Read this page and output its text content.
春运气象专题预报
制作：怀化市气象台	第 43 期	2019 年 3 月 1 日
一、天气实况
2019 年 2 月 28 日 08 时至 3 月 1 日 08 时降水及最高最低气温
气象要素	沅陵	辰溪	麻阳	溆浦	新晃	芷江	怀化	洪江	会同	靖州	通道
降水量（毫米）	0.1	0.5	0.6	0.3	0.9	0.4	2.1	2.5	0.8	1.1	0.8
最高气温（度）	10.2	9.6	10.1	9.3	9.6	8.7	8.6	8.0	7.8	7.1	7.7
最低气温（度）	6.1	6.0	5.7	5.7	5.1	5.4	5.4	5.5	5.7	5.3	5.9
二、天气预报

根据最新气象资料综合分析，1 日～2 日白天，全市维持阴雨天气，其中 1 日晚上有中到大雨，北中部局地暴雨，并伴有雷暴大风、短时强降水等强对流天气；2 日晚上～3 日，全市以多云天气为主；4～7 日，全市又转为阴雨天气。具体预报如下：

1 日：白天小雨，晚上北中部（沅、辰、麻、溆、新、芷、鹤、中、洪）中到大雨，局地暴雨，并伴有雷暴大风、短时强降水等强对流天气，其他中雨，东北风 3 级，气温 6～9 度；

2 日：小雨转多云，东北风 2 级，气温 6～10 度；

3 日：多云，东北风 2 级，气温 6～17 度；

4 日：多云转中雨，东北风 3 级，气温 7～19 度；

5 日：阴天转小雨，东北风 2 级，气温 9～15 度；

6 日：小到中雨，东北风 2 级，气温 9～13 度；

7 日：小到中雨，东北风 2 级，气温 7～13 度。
• • • •
[EXERCISE DESCRIPTION] Show the lines of the records that contain the word "小到中雨".

[RESPONSE TO THE TASK]
6 日：小到中雨，东北风 2 级，气温 9～13 度；
7 日：小到中雨，东北风 2 级，气温 7～13 度。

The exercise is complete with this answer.